• YOUR GOAL: All entries are to be given again verbatim.

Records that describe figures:

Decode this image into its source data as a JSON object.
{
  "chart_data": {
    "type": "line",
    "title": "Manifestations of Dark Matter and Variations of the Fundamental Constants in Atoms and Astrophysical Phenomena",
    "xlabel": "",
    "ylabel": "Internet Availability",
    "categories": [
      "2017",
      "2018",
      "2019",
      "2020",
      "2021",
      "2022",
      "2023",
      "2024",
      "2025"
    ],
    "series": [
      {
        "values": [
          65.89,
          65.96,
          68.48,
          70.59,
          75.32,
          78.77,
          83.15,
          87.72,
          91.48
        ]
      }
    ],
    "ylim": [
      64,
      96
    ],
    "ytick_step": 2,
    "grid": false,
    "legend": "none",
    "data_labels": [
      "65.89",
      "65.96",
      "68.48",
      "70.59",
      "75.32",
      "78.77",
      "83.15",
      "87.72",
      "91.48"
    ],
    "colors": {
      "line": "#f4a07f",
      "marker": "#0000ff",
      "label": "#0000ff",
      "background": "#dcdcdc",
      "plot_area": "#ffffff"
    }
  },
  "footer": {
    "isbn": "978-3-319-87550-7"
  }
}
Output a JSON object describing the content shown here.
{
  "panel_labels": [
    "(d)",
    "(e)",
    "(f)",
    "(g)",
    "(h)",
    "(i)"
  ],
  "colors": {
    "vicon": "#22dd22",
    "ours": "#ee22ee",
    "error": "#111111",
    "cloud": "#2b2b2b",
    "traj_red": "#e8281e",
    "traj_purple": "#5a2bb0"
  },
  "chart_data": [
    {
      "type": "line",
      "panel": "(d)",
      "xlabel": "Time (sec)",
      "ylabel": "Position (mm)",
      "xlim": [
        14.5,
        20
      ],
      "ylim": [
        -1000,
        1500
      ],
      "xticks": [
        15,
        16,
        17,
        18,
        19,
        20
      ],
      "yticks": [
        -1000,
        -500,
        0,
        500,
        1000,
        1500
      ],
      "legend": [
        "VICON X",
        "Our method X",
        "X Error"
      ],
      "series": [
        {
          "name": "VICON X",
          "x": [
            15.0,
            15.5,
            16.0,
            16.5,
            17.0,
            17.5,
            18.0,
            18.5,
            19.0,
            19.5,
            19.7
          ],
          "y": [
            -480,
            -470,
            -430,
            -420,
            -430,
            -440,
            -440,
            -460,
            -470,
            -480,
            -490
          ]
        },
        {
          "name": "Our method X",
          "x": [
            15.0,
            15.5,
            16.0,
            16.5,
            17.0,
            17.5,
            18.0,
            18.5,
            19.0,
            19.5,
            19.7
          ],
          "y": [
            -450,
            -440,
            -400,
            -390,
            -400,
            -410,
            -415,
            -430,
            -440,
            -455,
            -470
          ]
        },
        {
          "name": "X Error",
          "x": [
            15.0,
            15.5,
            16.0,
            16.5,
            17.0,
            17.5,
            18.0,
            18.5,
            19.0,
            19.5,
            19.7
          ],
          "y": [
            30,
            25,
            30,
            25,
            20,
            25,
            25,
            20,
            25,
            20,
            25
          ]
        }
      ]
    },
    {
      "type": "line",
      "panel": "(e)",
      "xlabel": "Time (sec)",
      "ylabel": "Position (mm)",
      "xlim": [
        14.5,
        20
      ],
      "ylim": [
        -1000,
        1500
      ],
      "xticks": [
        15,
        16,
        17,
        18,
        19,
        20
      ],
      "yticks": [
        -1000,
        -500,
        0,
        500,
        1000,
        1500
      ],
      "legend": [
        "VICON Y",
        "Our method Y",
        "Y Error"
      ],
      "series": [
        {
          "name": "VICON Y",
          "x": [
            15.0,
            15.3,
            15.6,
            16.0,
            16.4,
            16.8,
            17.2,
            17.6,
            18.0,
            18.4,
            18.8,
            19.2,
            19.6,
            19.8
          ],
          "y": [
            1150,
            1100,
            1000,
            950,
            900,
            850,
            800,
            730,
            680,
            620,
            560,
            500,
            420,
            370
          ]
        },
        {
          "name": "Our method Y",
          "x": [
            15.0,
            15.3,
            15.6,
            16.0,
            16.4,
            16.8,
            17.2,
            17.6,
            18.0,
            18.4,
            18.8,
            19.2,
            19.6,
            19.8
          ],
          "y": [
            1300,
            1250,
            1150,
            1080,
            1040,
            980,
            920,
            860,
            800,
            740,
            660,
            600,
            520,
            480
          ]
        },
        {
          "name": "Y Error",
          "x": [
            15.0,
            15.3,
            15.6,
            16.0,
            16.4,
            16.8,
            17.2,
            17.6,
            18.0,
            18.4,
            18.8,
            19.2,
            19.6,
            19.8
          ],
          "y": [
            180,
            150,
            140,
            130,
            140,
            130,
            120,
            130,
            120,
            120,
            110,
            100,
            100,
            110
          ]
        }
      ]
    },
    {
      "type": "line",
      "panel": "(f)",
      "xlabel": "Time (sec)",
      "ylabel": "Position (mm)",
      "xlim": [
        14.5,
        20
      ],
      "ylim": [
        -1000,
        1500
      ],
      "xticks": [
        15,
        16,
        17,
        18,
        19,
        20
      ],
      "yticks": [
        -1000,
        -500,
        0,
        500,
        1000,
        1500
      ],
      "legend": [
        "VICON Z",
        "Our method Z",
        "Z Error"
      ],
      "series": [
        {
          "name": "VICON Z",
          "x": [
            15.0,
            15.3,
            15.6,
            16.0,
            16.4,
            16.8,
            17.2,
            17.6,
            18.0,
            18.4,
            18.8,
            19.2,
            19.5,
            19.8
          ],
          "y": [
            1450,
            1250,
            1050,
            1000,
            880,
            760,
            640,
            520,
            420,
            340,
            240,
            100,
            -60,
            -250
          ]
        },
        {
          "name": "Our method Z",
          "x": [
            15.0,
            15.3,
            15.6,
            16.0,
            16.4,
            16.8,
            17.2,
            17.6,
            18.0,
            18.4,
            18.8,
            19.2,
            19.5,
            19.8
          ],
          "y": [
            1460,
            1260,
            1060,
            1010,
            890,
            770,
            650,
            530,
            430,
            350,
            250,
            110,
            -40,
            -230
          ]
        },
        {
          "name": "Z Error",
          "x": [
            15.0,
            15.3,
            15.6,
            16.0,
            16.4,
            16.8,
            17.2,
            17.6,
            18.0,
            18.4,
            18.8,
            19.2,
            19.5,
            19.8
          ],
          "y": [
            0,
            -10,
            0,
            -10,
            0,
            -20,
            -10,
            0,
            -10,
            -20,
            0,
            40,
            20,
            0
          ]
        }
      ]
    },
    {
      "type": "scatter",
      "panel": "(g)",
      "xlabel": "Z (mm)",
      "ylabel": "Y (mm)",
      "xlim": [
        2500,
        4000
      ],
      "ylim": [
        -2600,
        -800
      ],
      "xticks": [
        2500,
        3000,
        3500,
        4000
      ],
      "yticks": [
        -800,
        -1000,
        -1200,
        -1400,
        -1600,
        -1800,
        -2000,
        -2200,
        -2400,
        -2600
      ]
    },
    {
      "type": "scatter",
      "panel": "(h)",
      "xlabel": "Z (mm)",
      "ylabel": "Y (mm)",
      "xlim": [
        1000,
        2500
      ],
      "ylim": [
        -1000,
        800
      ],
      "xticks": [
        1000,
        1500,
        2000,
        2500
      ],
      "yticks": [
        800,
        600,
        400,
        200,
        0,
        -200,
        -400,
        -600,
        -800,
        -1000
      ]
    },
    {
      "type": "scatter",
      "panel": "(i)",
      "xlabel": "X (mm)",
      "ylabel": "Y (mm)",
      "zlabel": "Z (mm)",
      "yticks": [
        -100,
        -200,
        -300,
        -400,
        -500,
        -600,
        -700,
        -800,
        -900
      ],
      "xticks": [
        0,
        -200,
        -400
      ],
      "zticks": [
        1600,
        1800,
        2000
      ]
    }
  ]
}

• ANSWER TO THE EXERCISE:
Decode this image into its source data as a JSON object.
{
  "chart_data": {
    "type": "line",
    "title": "Manifestations of Dark Matter and Variations of the Fundamental Constants in Atoms and Astrophysical Phenomena",
    "xlabel": "",
    "ylabel": "Internet Availability",
    "categories": [
      "2017",
      "2018",
      "2019",
      "2020",
      "2021",
      "2022",
      "2023",
      "2024",
      "2025"
    ],
    "series": [
      {
        "values": [
          65.89,
          65.96,
          68.48,
          70.59,
          75.32,
          78.77,
          83.15,
          87.72,
          91.48
        ]
      }
    ],
    "ylim": [
      64,
      96
    ],
    "ytick_step": 2,
    "grid": false,
    "legend": "none",
    "data_labels": [
      "65.89",
      "65.96",
      "68.48",
      "70.59",
      "75.32",
      "78.77",
      "83.15",
      "87.72",
      "91.48"
    ],
    "colors": {
      "line": "#f4a07f",
      "marker": "#0000ff",
      "label": "#0000ff",
      "background": "#dcdcdc",
      "plot_area": "#ffffff"
    }
  },
  "footer": {
    "isbn": "978-3-319-87550-7"
  }
}
Output a JSON object describing the content shown here.
{
  "panel_labels": [
    "(d)",
    "(e)",
    "(f)",
    "(g)",
    "(h)",
    "(i)"
  ],
  "colors": {
    "vicon": "#22dd22",
    "ours": "#ee22ee",
    "error": "#111111",
    "cloud": "#2b2b2b",
    "traj_red": "#e8281e",
    "traj_purple": "#5a2bb0"
  },
  "chart_data": [
    {
      "type": "line",
      "panel": "(d)",
      "xlabel": "Time (sec)",
      "ylabel": "Position (mm)",
      "xlim": [
        14.5,
        20
      ],
      "ylim": [
        -1000,
        1500
      ],
      "xticks": [
        15,
        16,
        17,
        18,
        19,
        20
      ],
      "yticks": [
        -1000,
        -500,
        0,
        500,
        1000,
        1500
      ],
      "legend": [
        "VICON X",
        "Our method X",
        "X Error"
      ],
      "series": [
        {
          "name": "VICON X",
          "x": [
            15.0,
            15.5,
            16.0,
            16.5,
            17.0,
            17.5,
            18.0,
            18.5,
            19.0,
            19.5,
            19.7
          ],
          "y": [
            -480,
            -470,
            -430,
            -420,
            -430,
            -440,
            -440,
            -460,
            -470,
            -480,
            -490
          ]
        },
        {
          "name": "Our method X",
          "x": [
            15.0,
            15.5,
            16.0,
            16.5,
            17.0,
            17.5,
            18.0,
            18.5,
            19.0,
            19.5,
            19.7
          ],
          "y": [
            -450,
            -440,
            -400,
            -390,
            -400,
            -410,
            -415,
            -430,
            -440,
            -455,
            -470
          ]
        },
        {
          "name": "X Error",
          "x": [
            15.0,
            15.5,
            16.0,
            16.5,
            17.0,
            17.5,
            18.0,
            18.5,
            19.0,
            19.5,
            19.7
          ],
          "y": [
            30,
            25,
            30,
            25,
            20,
            25,
            25,
            20,
            25,
            20,
            25
          ]
        }
      ]
    },
    {
      "type": "line",
      "panel": "(e)",
      "xlabel": "Time (sec)",
      "ylabel": "Position (mm)",
      "xlim": [
        14.5,
        20
      ],
      "ylim": [
        -1000,
        1500
      ],
      "xticks": [
        15,
        16,
        17,
        18,
        19,
        20
      ],
      "yticks": [
        -1000,
        -500,
        0,
        500,
        1000,
        1500
      ],
      "legend": [
        "VICON Y",
        "Our method Y",
        "Y Error"
      ],
      "series": [
        {
          "name": "VICON Y",
          "x": [
            15.0,
            15.3,
            15.6,
            16.0,
            16.4,
            16.8,
            17.2,
            17.6,
            18.0,
            18.4,
            18.8,
            19.2,
            19.6,
            19.8
          ],
          "y": [
            1150,
            1100,
            1000,
            950,
            900,
            850,
            800,
            730,
            680,
            620,
            560,
            500,
            420,
            370
          ]
        },
        {
          "name": "Our method Y",
          "x": [
            15.0,
            15.3,
            15.6,
            16.0,
            16.4,
            16.8,
            17.2,
            17.6,
            18.0,
            18.4,
            18.8,
            19.2,
            19.6,
            19.8
          ],
          "y": [
            1300,
            1250,
            1150,
            1080,
            1040,
            980,
            920,
            860,
            800,
            740,
            660,
            600,
            520,
            480
          ]
        },
        {
          "name": "Y Error",
          "x": [
            15.0,
            15.3,
            15.6,
            16.0,
            16.4,
            16.8,
            17.2,
            17.6,
            18.0,
            18.4,
            18.8,
            19.2,
            19.6,
            19.8
          ],
          "y": [
            180,
            150,
            140,
            130,
            140,
            130,
            120,
            130,
            120,
            120,
            110,
            100,
            100,
            110
          ]
        }
      ]
    },
    {
      "type": "line",
      "panel": "(f)",
      "xlabel": "Time (sec)",
      "ylabel": "Position (mm)",
      "xlim": [
        14.5,
        20
      ],
      "ylim": [
        -1000,
        1500
      ],
      "xticks": [
        15,
        16,
        17,
        18,
        19,
        20
      ],
      "yticks": [
        -1000,
        -500,
        0,
        500,
        1000,
        1500
      ],
      "legend": [
        "VICON Z",
        "Our method Z",
        "Z Error"
      ],
      "series": [
        {
          "name": "VICON Z",
          "x": [
            15.0,
            15.3,
            15.6,
            16.0,
            16.4,
            16.8,
            17.2,
            17.6,
            18.0,
            18.4,
            18.8,
            19.2,
            19.5,
            19.8
          ],
          "y": [
            1450,
            1250,
            1050,
            1000,
            880,
            760,
            640,
            520,
            420,
            340,
            240,
            100,
            -60,
            -250
          ]
        },
        {
          "name": "Our method Z",
          "x": [
            15.0,
            15.3,
            15.6,
            16.0,
            16.4,
            16.8,
            17.2,
            17.6,
            18.0,
            18.4,
            18.8,
            19.2,
            19.5,
            19.8
          ],
          "y": [
            1460,
            1260,
            1060,
            1010,
            890,
            770,
            650,
            530,
            430,
            350,
            250,
            110,
            -40,
            -230
          ]
        },
        {
          "name": "Z Error",
          "x": [
            15.0,
            15.3,
            15.6,
            16.0,
            16.4,
            16.8,
            17.2,
            17.6,
            18.0,
            18.4,
            18.8,
            19.2,
            19.5,
            19.8
          ],
          "y": [
            0,
            -10,
            0,
            -10,
            0,
            -20,
            -10,
            0,
            -10,
            -20,
            0,
            40,
            20,
            0
          ]
        }
      ]
    },
    {
      "type": "scatter",
      "panel": "(g)",
      "xlabel": "Z (mm)",
      "ylabel": "Y (mm)",
      "xlim": [
        2500,
        4000
      ],
      "ylim": [
        -2600,
        -800
      ],
      "xticks": [
        2500,
        3000,
        3500,
        4000
      ],
      "yticks": [
        -800,
        -1000,
        -1200,
        -1400,
        -1600,
        -1800,
        -2000,
        -2200,
        -2400,
        -2600
      ]
    },
    {
      "type": "scatter",
      "panel": "(h)",
      "xlabel": "Z (mm)",
      "ylabel": "Y (mm)",
      "xlim": [
        1000,
        2500
      ],
      "ylim": [
        -1000,
        800
      ],
      "xticks": [
        1000,
        1500,
        2000,
        2500
      ],
      "yticks": [
        800,
        600,
        400,
        200,
        0,
        -200,
        -400,
        -600,
        -800,
        -1000
      ]
    },
    {
      "type": "scatter",
      "panel": "(i)",
      "xlabel": "X (mm)",
      "ylabel": "Y (mm)",
      "zlabel": "Z (mm)",
      "yticks": [
        -100,
        -200,
        -300,
        -400,
        -500,
        -600,
        -700,
        -800,
        -900
      ],
      "xticks": [
        0,
        -200,
        -400
      ],
      "zticks": [
        1600,
        1800,
        2000
      ]
    }
  ]
}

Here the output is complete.